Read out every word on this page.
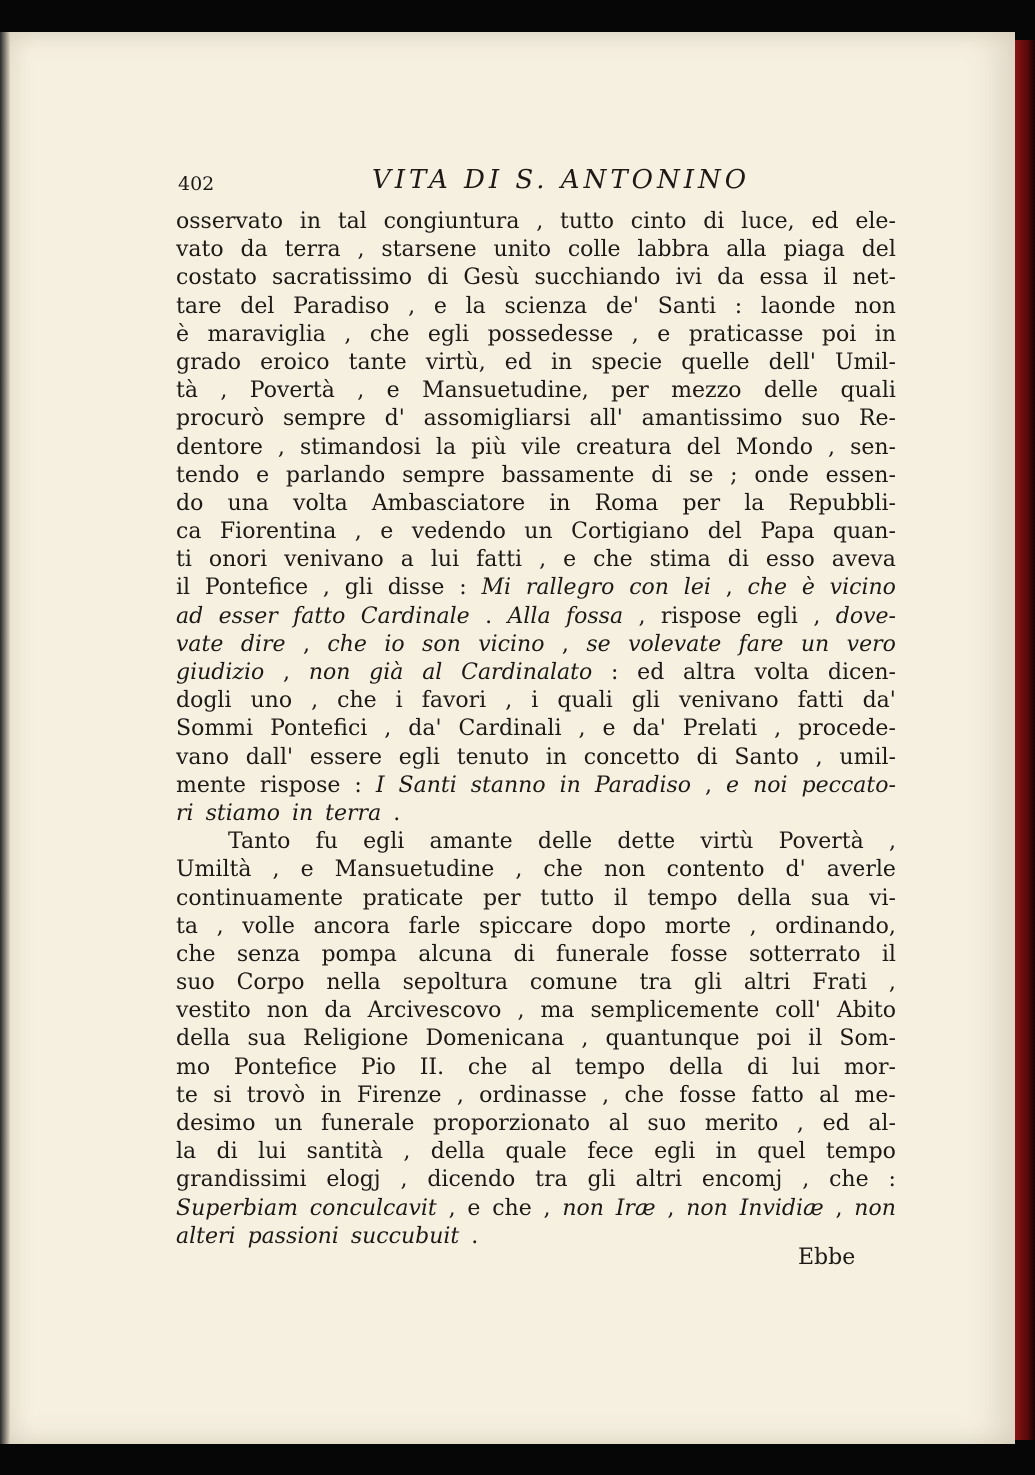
402	VITA DI S. ANTONINO
osservato in tal congiuntura , tutto cinto di luce, ed ele-
vato da terra , starsene unito colle labbra alla piaga del
costato sacratissimo di Gesù succhiando ivi da essa il net-
tare del Paradiso , e la scienza de' Santi : laonde non
è maraviglia , che egli possedesse , e praticasse poi in
grado eroico tante virtù, ed in specie quelle dell' Umil-
tà , Povertà , e Mansuetudine, per mezzo delle quali
procurò sempre d' assomigliarsi all' amantissimo suo Re-
dentore , stimandosi la più vile creatura del Mondo , sen-
tendo e parlando sempre bassamente di se ; onde essen-
do una volta Ambasciatore in Roma per la Repubbli-
ca Fiorentina , e vedendo un Cortigiano del Papa quan-
ti onori venivano a lui fatti , e che stima di esso aveva
il Pontefice , gli disse : Mi rallegro con lei , che è vicino
ad esser fatto Cardinale . Alla fossa , rispose egli , dove-
vate dire , che io son vicino , se volevate fare un vero
giudizio , non già al Cardinalato : ed altra volta dicen-
dogli uno , che i favori , i quali gli venivano fatti da'
Sommi Pontefici , da' Cardinali , e da' Prelati , procede-
vano dall' essere egli tenuto in concetto di Santo , umil-
mente rispose : I Santi stanno in Paradiso , e noi peccato-
ri stiamo in terra .
Tanto fu egli amante delle dette virtù Povertà ,
Umiltà , e Mansuetudine , che non contento d' averle
continuamente praticate per tutto il tempo della sua vi-
ta , volle ancora farle spiccare dopo morte , ordinando,
che senza pompa alcuna di funerale fosse sotterrato il
suo Corpo nella sepoltura comune tra gli altri Frati ,
vestito non da Arcivescovo , ma semplicemente coll' Abito
della sua Religione Domenicana , quantunque poi il Som-
mo Pontefice Pio II. che al tempo della di lui mor-
te si trovò in Firenze , ordinasse , che fosse fatto al me-
desimo un funerale proporzionato al suo merito , ed al-
la di lui santità , della quale fece egli in quel tempo
grandissimi elogj , dicendo tra gli altri encomj , che :
Superbiam conculcavit , e che , non Iræ , non Invidiæ , non
alteri passioni succubuit .
Ebbe
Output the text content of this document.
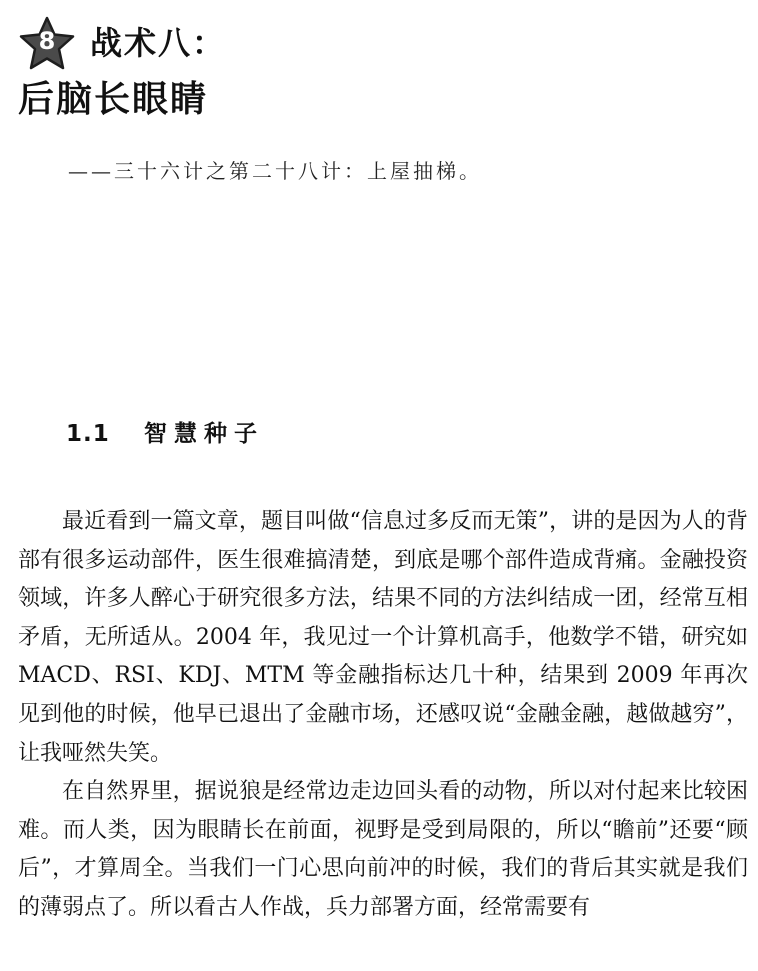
8	战术八：
后脑长眼睛
——三十六计之第二十八计：上屋抽梯。
1.1	智慧种子

最近看到一篇文章，题目叫做“信息过多反而无策”，讲的是因为人的背部有很多运动部件，医生很难搞清楚，到底是哪个部件造成背痛。金融投资领域，许多人醉心于研究很多方法，结果不同的方法纠结成一团，经常互相矛盾，无所适从。2004 年，我见过一个计算机高手，他数学不错，研究如 MACD、RSI、KDJ、MTM 等金融指标达几十种，结果到 2009 年再次见到他的时候，他早已退出了金融市场，还感叹说“金融金融，越做越穷”，让我哑然失笑。

在自然界里，据说狼是经常边走边回头看的动物，所以对付起来比较困难。而人类，因为眼睛长在前面，视野是受到局限的，所以“瞻前”还要“顾后”，才算周全。当我们一门心思向前冲的时候，我们的背后其实就是我们的薄弱点了。所以看古人作战，兵力部署方面，经常需要有
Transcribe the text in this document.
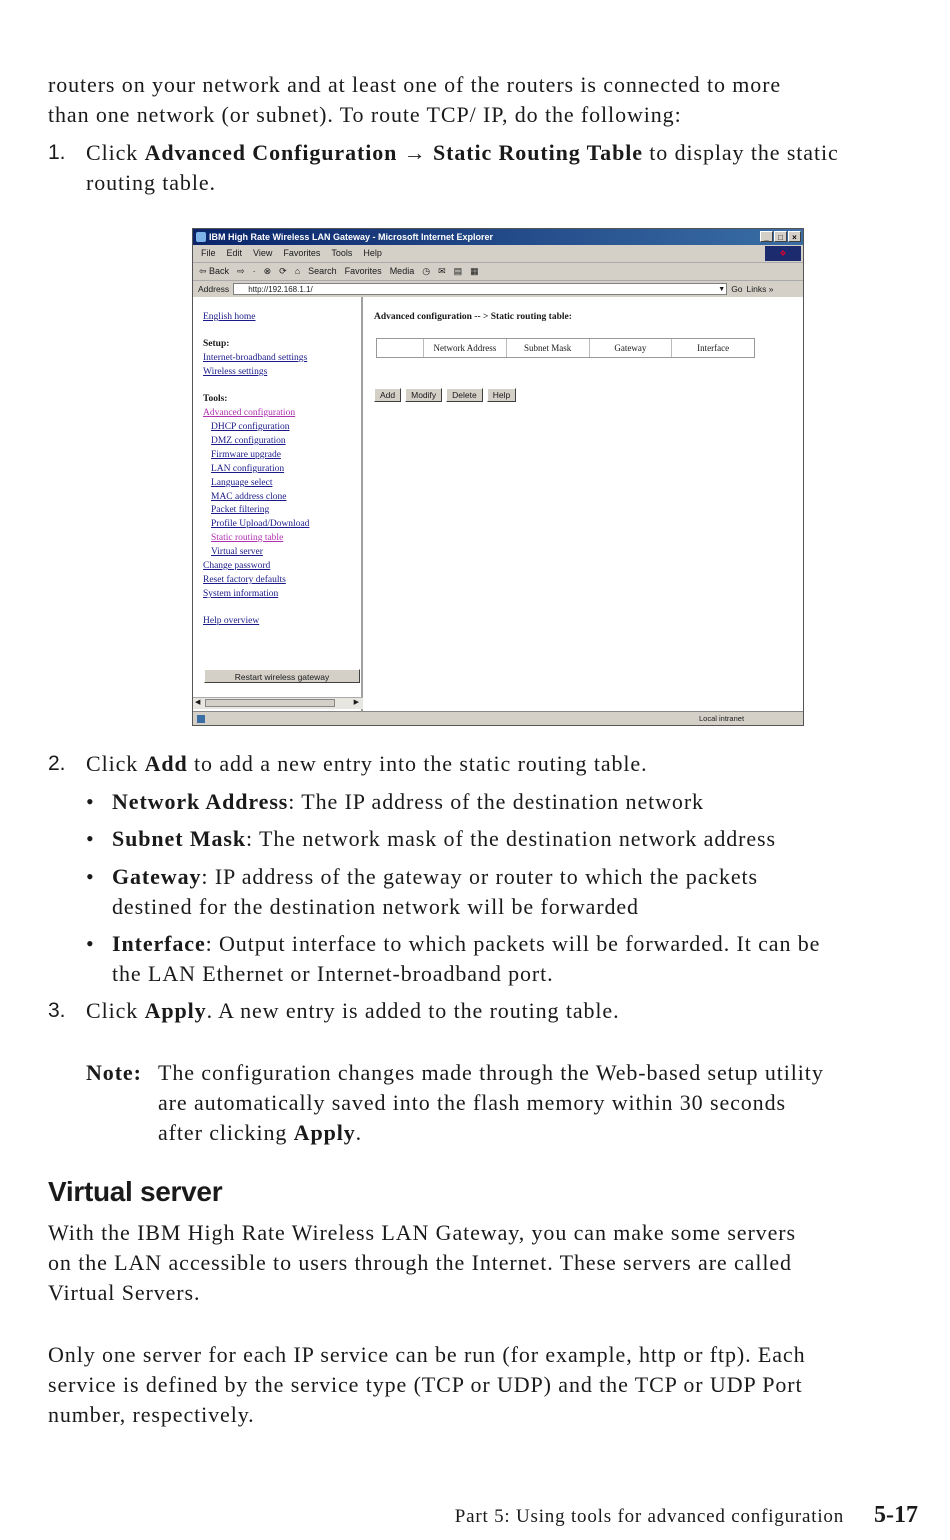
routers on your network and at least one of the routers is connected to more

than one network (or subnet). To route TCP/ IP, do the following:

1. Click Advanced Configuration → Static Routing Table to display the static

routing table.

IBM High Rate Wireless LAN Gateway - Microsoft Internet Explorer	_	□	×
File Edit View Favorites Tools Help	❖
⇦ Back ⇨ · ⊗ ⟳ ⌂ Search Favorites Media ◷ ✉ ▤ ▦
Address	http://192.168.1.1/	▼ Go Links »
English home
Setup:
Internet-broadband settings
Wireless settings
Tools:
Advanced configuration
DHCP configuration
DMZ configuration
Firmware upgrade
LAN configuration
Language select
MAC address clone
Packet filtering
Profile Upload/Download
Static routing table
Virtual server
Change password
Reset factory defaults
System information
Help overview
Restart wireless gateway
◀	▶
Advanced configuration -- > Static routing table:
Network Address	Subnet Mask	Gateway	Interface
Add	Modify	Delete	Help
Local intranet
2. Click Add to add a new entry into the static routing table.

• Network Address: The IP address of the destination network

• Subnet Mask: The network mask of the destination network address

• Gateway: IP address of the gateway or router to which the packets

destined for the destination network will be forwarded

• Interface: Output interface to which packets will be forwarded. It can be

the LAN Ethernet or Internet-broadband port.

3. Click Apply. A new entry is added to the routing table.

Note: The configuration changes made through the Web-based setup utility

are automatically saved into the flash memory within 30 seconds

after clicking Apply.

Virtual server

With the IBM High Rate Wireless LAN Gateway, you can make some servers

on the LAN accessible to users through the Internet. These servers are called

Virtual Servers.

Only one server for each IP service can be run (for example, http or ftp). Each

service is defined by the service type (TCP or UDP) and the TCP or UDP Port

number, respectively.

Part 5: Using tools for advanced configuration 5-17
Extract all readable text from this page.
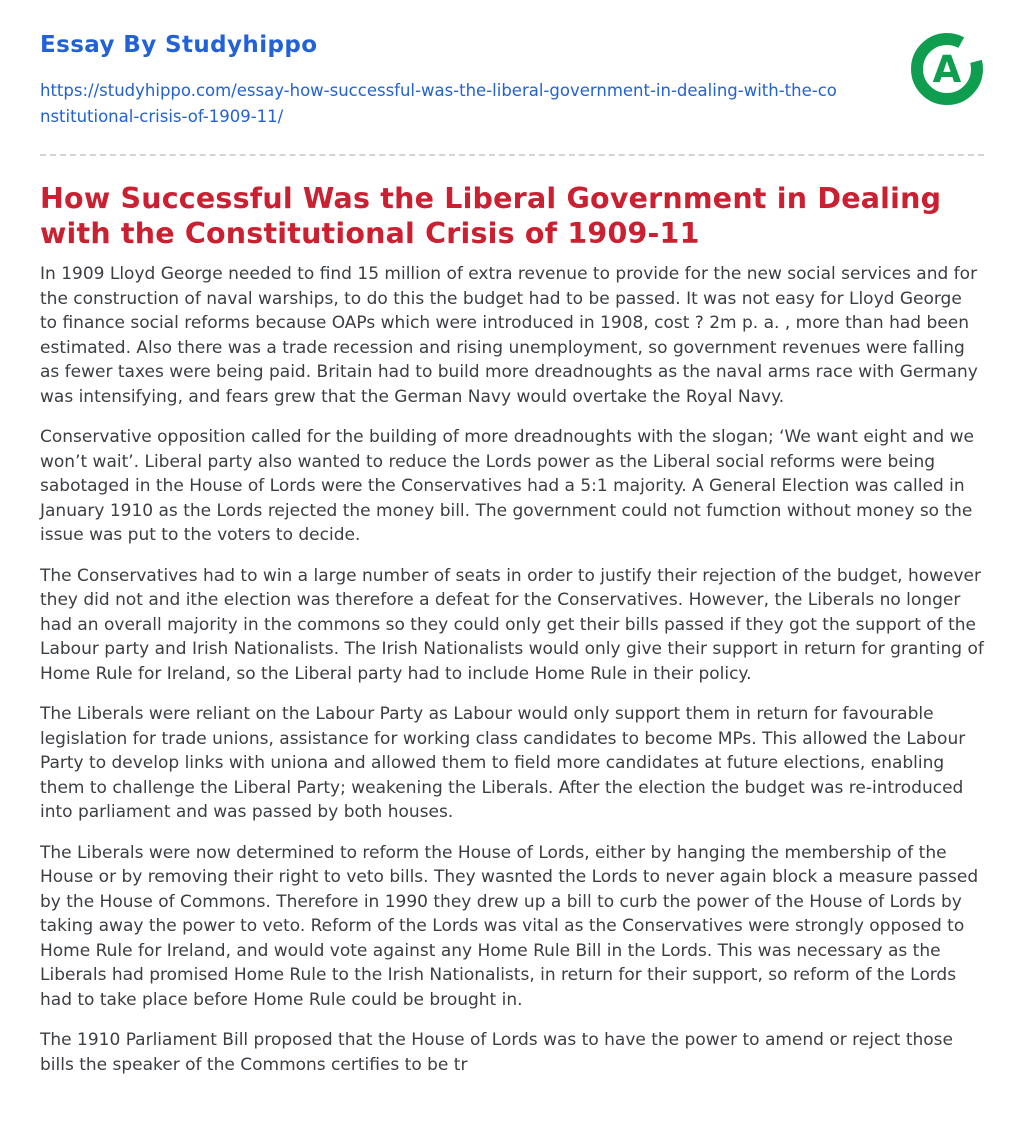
Essay By Studyhippo
https://studyhippo.com/essay-how-successful-was-the-liberal-government-in-dealing-with-the-constitutional-crisis-of-1909-11/
A
How Successful Was the Liberal Government in Dealing with the Constitutional Crisis of 1909-11

In 1909 Lloyd George needed to find 15 million of extra revenue to provide for the new social services and for the construction of naval warships, to do this the budget had to be passed. It was not easy for Lloyd George to finance social reforms because OAPs which were introduced in 1908, cost ? 2m p. a. , more than had been estimated. Also there was a trade recession and rising unemployment, so government revenues were falling as fewer taxes were being paid. Britain had to build more dreadnoughts as the naval arms race with Germany was intensifying, and fears grew that the German Navy would overtake the Royal Navy.

Conservative opposition called for the building of more dreadnoughts with the slogan; ‘We want eight and we won’t wait’. Liberal party also wanted to reduce the Lords power as the Liberal social reforms were being sabotaged in the House of Lords were the Conservatives had a 5:1 majority. A General Election was called in January 1910 as the Lords rejected the money bill. The government could not fumction without money so the issue was put to the voters to decide.

The Conservatives had to win a large number of seats in order to justify their rejection of the budget, however they did not and ithe election was therefore a defeat for the Conservatives. However, the Liberals no longer had an overall majority in the commons so they could only get their bills passed if they got the support of the Labour party and Irish Nationalists. The Irish Nationalists would only give their support in return for granting of Home Rule for Ireland, so the Liberal party had to include Home Rule in their policy.

The Liberals were reliant on the Labour Party as Labour would only support them in return for favourable legislation for trade unions, assistance for working class candidates to become MPs. This allowed the Labour Party to develop links with uniona and allowed them to field more candidates at future elections, enabling them to challenge the Liberal Party; weakening the Liberals. After the election the budget was re-introduced into parliament and was passed by both houses.

The Liberals were now determined to reform the House of Lords, either by hanging the membership of the House or by removing their right to veto bills. They wasnted the Lords to never again block a measure passed by the House of Commons. Therefore in 1990 they drew up a bill to curb the power of the House of Lords by taking away the power to veto. Reform of the Lords was vital as the Conservatives were strongly opposed to Home Rule for Ireland, and would vote against any Home Rule Bill in the Lords. This was necessary as the Liberals had promised Home Rule to the Irish Nationalists, in return for their support, so reform of the Lords had to take place before Home Rule could be brought in.

The 1910 Parliament Bill proposed that the House of Lords was to have the power to amend or reject those bills the speaker of the Commons certifies to be tr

══════════════════════════════

*Task statement*
Drop the images and repeat the data exactly.

*Task output*
Read out every word on this page.
402	VITA DI S. ANTONINO
osservato in tal congiuntura , tutto cinto di luce, ed ele-
vato da terra , starsene unito colle labbra alla piaga del
costato sacratissimo di Gesù succhiando ivi da essa il net-
tare del Paradiso , e la scienza de' Santi : laonde non
è maraviglia , che egli possedesse , e praticasse poi in
grado eroico tante virtù, ed in specie quelle dell' Umil-
tà , Povertà , e Mansuetudine, per mezzo delle quali
procurò sempre d' assomigliarsi all' amantissimo suo Re-
dentore , stimandosi la più vile creatura del Mondo , sen-
tendo e parlando sempre bassamente di se ; onde essen-
do una volta Ambasciatore in Roma per la Repubbli-
ca Fiorentina , e vedendo un Cortigiano del Papa quan-
ti onori venivano a lui fatti , e che stima di esso aveva
il Pontefice , gli disse : Mi rallegro con lei , che è vicino
ad esser fatto Cardinale . Alla fossa , rispose egli , dove-
vate dire , che io son vicino , se volevate fare un vero
giudizio , non già al Cardinalato : ed altra volta dicen-
dogli uno , che i favori , i quali gli venivano fatti da'
Sommi Pontefici , da' Cardinali , e da' Prelati , procede-
vano dall' essere egli tenuto in concetto di Santo , umil-
mente rispose : I Santi stanno in Paradiso , e noi peccato-
ri stiamo in terra .
Tanto fu egli amante delle dette virtù Povertà ,
Umiltà , e Mansuetudine , che non contento d' averle
continuamente praticate per tutto il tempo della sua vi-
ta , volle ancora farle spiccare dopo morte , ordinando,
che senza pompa alcuna di funerale fosse sotterrato il
suo Corpo nella sepoltura comune tra gli altri Frati ,
vestito non da Arcivescovo , ma semplicemente coll' Abito
della sua Religione Domenicana , quantunque poi il Som-
mo Pontefice Pio II. che al tempo della di lui mor-
te si trovò in Firenze , ordinasse , che fosse fatto al me-
desimo un funerale proporzionato al suo merito , ed al-
la di lui santità , della quale fece egli in quel tempo
grandissimi elogj , dicendo tra gli altri encomj , che :
Superbiam conculcavit , e che , non Iræ , non Invidiæ , non
alteri passioni succubuit .
Ebbe
Output the text content of this document.
8	战术八：
后脑长眼睛
——三十六计之第二十八计：上屋抽梯。
1.1	智慧种子

最近看到一篇文章，题目叫做“信息过多反而无策”，讲的是因为人的背部有很多运动部件，医生很难搞清楚，到底是哪个部件造成背痛。金融投资领域，许多人醉心于研究很多方法，结果不同的方法纠结成一团，经常互相矛盾，无所适从。2004 年，我见过一个计算机高手，他数学不错，研究如 MACD、RSI、KDJ、MTM 等金融指标达几十种，结果到 2009 年再次见到他的时候，他早已退出了金融市场，还感叹说“金融金融，越做越穷”，让我哑然失笑。

在自然界里，据说狼是经常边走边回头看的动物，所以对付起来比较困难。而人类，因为眼睛长在前面，视野是受到局限的，所以“瞻前”还要“顾后”，才算周全。当我们一门心思向前冲的时候，我们的背后其实就是我们的薄弱点了。所以看古人作战，兵力部署方面，经常需要有
Transcribe the text in this document.
routers on your network and at least one of the routers is connected to more

than one network (or subnet). To route TCP/ IP, do the following:

1. Click Advanced Configuration → Static Routing Table to display the static

routing table.

IBM High Rate Wireless LAN Gateway - Microsoft Internet Explorer	_	□	×
File Edit View Favorites Tools Help	❖
⇦ Back ⇨ · ⊗ ⟳ ⌂ Search Favorites Media ◷ ✉ ▤ ▦
Address	http://192.168.1.1/	▼ Go Links »
English home
Setup:
Internet-broadband settings
Wireless settings
Tools:
Advanced configuration
DHCP configuration
DMZ configuration
Firmware upgrade
LAN configuration
Language select
MAC address clone
Packet filtering
Profile Upload/Download
Static routing table
Virtual server
Change password
Reset factory defaults
System information
Help overview
Restart wireless gateway
◀	▶
Advanced configuration -- > Static routing table:
Network Address	Subnet Mask	Gateway	Interface
Add	Modify	Delete	Help
Local intranet
2. Click Add to add a new entry into the static routing table.

• Network Address: The IP address of the destination network

• Subnet Mask: The network mask of the destination network address

• Gateway: IP address of the gateway or router to which the packets

destined for the destination network will be forwarded

• Interface: Output interface to which packets will be forwarded. It can be

the LAN Ethernet or Internet-broadband port.

3. Click Apply. A new entry is added to the routing table.

Note: The configuration changes made through the Web-based setup utility

are automatically saved into the flash memory within 30 seconds

after clicking Apply.

Virtual server

With the IBM High Rate Wireless LAN Gateway, you can make some servers

on the LAN accessible to users through the Internet. These servers are called

Virtual Servers.

Only one server for each IP service can be run (for example, http or ftp). Each

service is defined by the service type (TCP or UDP) and the TCP or UDP Port

number, respectively.

Part 5: Using tools for advanced configuration 5-17
Extract all readable text from this page.
Essay By Studyhippo
https://studyhippo.com/essay-how-successful-was-the-liberal-government-in-dealing-with-the-constitutional-crisis-of-1909-11/
A
How Successful Was the Liberal Government in Dealing with the Constitutional Crisis of 1909-11

In 1909 Lloyd George needed to find 15 million of extra revenue to provide for the new social services and for the construction of naval warships, to do this the budget had to be passed. It was not easy for Lloyd George to finance social reforms because OAPs which were introduced in 1908, cost ? 2m p. a. , more than had been estimated. Also there was a trade recession and rising unemployment, so government revenues were falling as fewer taxes were being paid. Britain had to build more dreadnoughts as the naval arms race with Germany was intensifying, and fears grew that the German Navy would overtake the Royal Navy.

Conservative opposition called for the building of more dreadnoughts with the slogan; ‘We want eight and we won’t wait’. Liberal party also wanted to reduce the Lords power as the Liberal social reforms were being sabotaged in the House of Lords were the Conservatives had a 5:1 majority. A General Election was called in January 1910 as the Lords rejected the money bill. The government could not fumction without money so the issue was put to the voters to decide.

The Conservatives had to win a large number of seats in order to justify their rejection of the budget, however they did not and ithe election was therefore a defeat for the Conservatives. However, the Liberals no longer had an overall majority in the commons so they could only get their bills passed if they got the support of the Labour party and Irish Nationalists. The Irish Nationalists would only give their support in return for granting of Home Rule for Ireland, so the Liberal party had to include Home Rule in their policy.

The Liberals were reliant on the Labour Party as Labour would only support them in return for favourable legislation for trade unions, assistance for working class candidates to become MPs. This allowed the Labour Party to develop links with uniona and allowed them to field more candidates at future elections, enabling them to challenge the Liberal Party; weakening the Liberals. After the election the budget was re-introduced into parliament and was passed by both houses.

The Liberals were now determined to reform the House of Lords, either by hanging the membership of the House or by removing their right to veto bills. They wasnted the Lords to never again block a measure passed by the House of Commons. Therefore in 1990 they drew up a bill to curb the power of the House of Lords by taking away the power to veto. Reform of the Lords was vital as the Conservatives were strongly opposed to Home Rule for Ireland, and would vote against any Home Rule Bill in the Lords. This was necessary as the Liberals had promised Home Rule to the Irish Nationalists, in return for their support, so reform of the Lords had to take place before Home Rule could be brought in.

The 1910 Parliament Bill proposed that the House of Lords was to have the power to amend or reject those bills the speaker of the Commons certifies to be tr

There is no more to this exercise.